*Stated goal*
Go through the listing below and list every line with "PUNTOS".

-- Start --

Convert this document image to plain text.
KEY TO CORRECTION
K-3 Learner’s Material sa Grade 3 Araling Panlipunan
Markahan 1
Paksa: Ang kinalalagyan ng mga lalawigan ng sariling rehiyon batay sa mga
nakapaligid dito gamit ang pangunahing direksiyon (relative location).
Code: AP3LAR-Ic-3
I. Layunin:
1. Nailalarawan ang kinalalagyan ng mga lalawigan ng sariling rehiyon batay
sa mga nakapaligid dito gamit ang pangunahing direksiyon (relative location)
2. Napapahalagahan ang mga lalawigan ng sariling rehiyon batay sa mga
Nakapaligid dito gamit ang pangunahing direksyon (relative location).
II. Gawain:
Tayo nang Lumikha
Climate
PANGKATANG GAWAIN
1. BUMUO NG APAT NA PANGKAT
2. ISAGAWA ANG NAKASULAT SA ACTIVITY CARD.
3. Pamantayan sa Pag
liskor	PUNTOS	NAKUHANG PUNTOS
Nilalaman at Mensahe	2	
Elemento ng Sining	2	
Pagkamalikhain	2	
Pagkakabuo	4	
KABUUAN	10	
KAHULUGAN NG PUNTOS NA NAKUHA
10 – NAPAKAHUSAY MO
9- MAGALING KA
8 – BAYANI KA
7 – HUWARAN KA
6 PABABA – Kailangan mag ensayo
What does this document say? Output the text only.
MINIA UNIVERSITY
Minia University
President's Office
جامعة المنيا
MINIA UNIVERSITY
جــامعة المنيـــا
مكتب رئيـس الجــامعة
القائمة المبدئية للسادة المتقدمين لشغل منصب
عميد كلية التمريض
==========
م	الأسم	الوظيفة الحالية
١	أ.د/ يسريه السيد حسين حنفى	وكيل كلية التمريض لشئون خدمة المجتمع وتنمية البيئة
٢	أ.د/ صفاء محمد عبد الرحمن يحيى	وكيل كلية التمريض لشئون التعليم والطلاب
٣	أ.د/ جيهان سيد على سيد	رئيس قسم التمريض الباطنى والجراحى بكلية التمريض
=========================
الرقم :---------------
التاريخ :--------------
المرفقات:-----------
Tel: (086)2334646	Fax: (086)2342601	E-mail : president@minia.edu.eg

-- End --

*Output of the task*
liskor	PUNTOS	NAKUHANG PUNTOS
KAHULUGAN NG PUNTOS NA NAKUHA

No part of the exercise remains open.